* START Data section *
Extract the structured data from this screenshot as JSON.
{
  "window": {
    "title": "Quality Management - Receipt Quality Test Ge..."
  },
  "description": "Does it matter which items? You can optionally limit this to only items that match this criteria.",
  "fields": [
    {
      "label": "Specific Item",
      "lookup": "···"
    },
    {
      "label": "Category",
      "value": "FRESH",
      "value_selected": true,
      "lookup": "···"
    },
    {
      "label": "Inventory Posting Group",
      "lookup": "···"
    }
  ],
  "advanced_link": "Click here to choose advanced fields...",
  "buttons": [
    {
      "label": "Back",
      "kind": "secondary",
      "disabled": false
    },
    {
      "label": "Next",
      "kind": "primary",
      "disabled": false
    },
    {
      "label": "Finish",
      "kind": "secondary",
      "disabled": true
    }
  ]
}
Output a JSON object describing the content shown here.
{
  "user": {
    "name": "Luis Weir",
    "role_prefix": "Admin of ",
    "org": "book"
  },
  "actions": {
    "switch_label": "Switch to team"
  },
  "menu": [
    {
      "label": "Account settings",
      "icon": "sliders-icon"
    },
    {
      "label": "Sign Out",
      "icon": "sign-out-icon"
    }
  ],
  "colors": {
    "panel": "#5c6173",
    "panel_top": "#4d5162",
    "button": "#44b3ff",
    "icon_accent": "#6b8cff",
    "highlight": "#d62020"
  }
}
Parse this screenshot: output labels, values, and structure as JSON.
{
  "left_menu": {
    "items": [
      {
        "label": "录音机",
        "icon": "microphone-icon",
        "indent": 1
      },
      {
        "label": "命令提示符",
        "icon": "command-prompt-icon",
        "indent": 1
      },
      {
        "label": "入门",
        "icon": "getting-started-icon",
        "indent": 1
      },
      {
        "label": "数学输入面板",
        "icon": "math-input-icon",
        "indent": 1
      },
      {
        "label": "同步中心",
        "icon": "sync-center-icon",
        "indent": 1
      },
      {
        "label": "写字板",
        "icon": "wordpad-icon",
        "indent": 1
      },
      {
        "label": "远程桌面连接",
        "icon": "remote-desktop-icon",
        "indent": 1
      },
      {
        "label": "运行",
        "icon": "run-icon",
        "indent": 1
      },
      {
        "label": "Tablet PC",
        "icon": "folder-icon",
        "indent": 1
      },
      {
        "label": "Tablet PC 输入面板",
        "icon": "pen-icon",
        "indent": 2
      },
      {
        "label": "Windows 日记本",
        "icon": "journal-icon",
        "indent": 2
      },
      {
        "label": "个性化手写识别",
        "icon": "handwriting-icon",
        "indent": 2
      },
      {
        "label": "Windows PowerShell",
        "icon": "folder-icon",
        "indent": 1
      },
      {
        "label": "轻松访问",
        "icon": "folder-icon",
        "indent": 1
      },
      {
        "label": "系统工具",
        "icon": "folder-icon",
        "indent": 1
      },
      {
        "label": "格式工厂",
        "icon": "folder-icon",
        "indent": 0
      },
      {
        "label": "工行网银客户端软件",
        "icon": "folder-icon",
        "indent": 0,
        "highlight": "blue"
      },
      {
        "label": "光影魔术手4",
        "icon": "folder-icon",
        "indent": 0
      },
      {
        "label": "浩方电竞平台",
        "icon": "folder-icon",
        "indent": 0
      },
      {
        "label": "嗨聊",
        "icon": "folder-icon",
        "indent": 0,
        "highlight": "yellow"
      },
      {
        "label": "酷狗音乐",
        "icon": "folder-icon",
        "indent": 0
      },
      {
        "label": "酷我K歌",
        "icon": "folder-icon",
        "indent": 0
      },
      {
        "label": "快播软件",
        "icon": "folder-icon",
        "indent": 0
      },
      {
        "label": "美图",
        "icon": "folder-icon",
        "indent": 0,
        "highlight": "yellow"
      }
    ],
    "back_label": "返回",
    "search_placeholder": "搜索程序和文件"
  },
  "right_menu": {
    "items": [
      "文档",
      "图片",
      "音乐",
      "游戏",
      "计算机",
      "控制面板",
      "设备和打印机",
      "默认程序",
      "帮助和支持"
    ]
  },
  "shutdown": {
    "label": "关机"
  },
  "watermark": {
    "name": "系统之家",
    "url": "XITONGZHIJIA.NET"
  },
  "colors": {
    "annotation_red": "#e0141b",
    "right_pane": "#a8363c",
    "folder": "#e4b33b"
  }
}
* END Data section *
- **Goal**
Return the whole listing exactly.

- **Task answer**
Extract the structured data from this screenshot as JSON.
{
  "window": {
    "title": "Quality Management - Receipt Quality Test Ge..."
  },
  "description": "Does it matter which items? You can optionally limit this to only items that match this criteria.",
  "fields": [
    {
      "label": "Specific Item",
      "lookup": "···"
    },
    {
      "label": "Category",
      "value": "FRESH",
      "value_selected": true,
      "lookup": "···"
    },
    {
      "label": "Inventory Posting Group",
      "lookup": "···"
    }
  ],
  "advanced_link": "Click here to choose advanced fields...",
  "buttons": [
    {
      "label": "Back",
      "kind": "secondary",
      "disabled": false
    },
    {
      "label": "Next",
      "kind": "primary",
      "disabled": false
    },
    {
      "label": "Finish",
      "kind": "secondary",
      "disabled": true
    }
  ]
}
Output a JSON object describing the content shown here.
{
  "user": {
    "name": "Luis Weir",
    "role_prefix": "Admin of ",
    "org": "book"
  },
  "actions": {
    "switch_label": "Switch to team"
  },
  "menu": [
    {
      "label": "Account settings",
      "icon": "sliders-icon"
    },
    {
      "label": "Sign Out",
      "icon": "sign-out-icon"
    }
  ],
  "colors": {
    "panel": "#5c6173",
    "panel_top": "#4d5162",
    "button": "#44b3ff",
    "icon_accent": "#6b8cff",
    "highlight": "#d62020"
  }
}
Parse this screenshot: output labels, values, and structure as JSON.
{
  "left_menu": {
    "items": [
      {
        "label": "录音机",
        "icon": "microphone-icon",
        "indent": 1
      },
      {
        "label": "命令提示符",
        "icon": "command-prompt-icon",
        "indent": 1
      },
      {
        "label": "入门",
        "icon": "getting-started-icon",
        "indent": 1
      },
      {
        "label": "数学输入面板",
        "icon": "math-input-icon",
        "indent": 1
      },
      {
        "label": "同步中心",
        "icon": "sync-center-icon",
        "indent": 1
      },
      {
        "label": "写字板",
        "icon": "wordpad-icon",
        "indent": 1
      },
      {
        "label": "远程桌面连接",
        "icon": "remote-desktop-icon",
        "indent": 1
      },
      {
        "label": "运行",
        "icon": "run-icon",
        "indent": 1
      },
      {
        "label": "Tablet PC",
        "icon": "folder-icon",
        "indent": 1
      },
      {
        "label": "Tablet PC 输入面板",
        "icon": "pen-icon",
        "indent": 2
      },
      {
        "label": "Windows 日记本",
        "icon": "journal-icon",
        "indent": 2
      },
      {
        "label": "个性化手写识别",
        "icon": "handwriting-icon",
        "indent": 2
      },
      {
        "label": "Windows PowerShell",
        "icon": "folder-icon",
        "indent": 1
      },
      {
        "label": "轻松访问",
        "icon": "folder-icon",
        "indent": 1
      },
      {
        "label": "系统工具",
        "icon": "folder-icon",
        "indent": 1
      },
      {
        "label": "格式工厂",
        "icon": "folder-icon",
        "indent": 0
      },
      {
        "label": "工行网银客户端软件",
        "icon": "folder-icon",
        "indent": 0,
        "highlight": "blue"
      },
      {
        "label": "光影魔术手4",
        "icon": "folder-icon",
        "indent": 0
      },
      {
        "label": "浩方电竞平台",
        "icon": "folder-icon",
        "indent": 0
      },
      {
        "label": "嗨聊",
        "icon": "folder-icon",
        "indent": 0,
        "highlight": "yellow"
      },
      {
        "label": "酷狗音乐",
        "icon": "folder-icon",
        "indent": 0
      },
      {
        "label": "酷我K歌",
        "icon": "folder-icon",
        "indent": 0
      },
      {
        "label": "快播软件",
        "icon": "folder-icon",
        "indent": 0
      },
      {
        "label": "美图",
        "icon": "folder-icon",
        "indent": 0,
        "highlight": "yellow"
      }
    ],
    "back_label": "返回",
    "search_placeholder": "搜索程序和文件"
  },
  "right_menu": {
    "items": [
      "文档",
      "图片",
      "音乐",
      "游戏",
      "计算机",
      "控制面板",
      "设备和打印机",
      "默认程序",
      "帮助和支持"
    ]
  },
  "shutdown": {
    "label": "关机"
  },
  "watermark": {
    "name": "系统之家",
    "url": "XITONGZHIJIA.NET"
  },
  "colors": {
    "annotation_red": "#e0141b",
    "right_pane": "#a8363c",
    "folder": "#e4b33b"
  }
}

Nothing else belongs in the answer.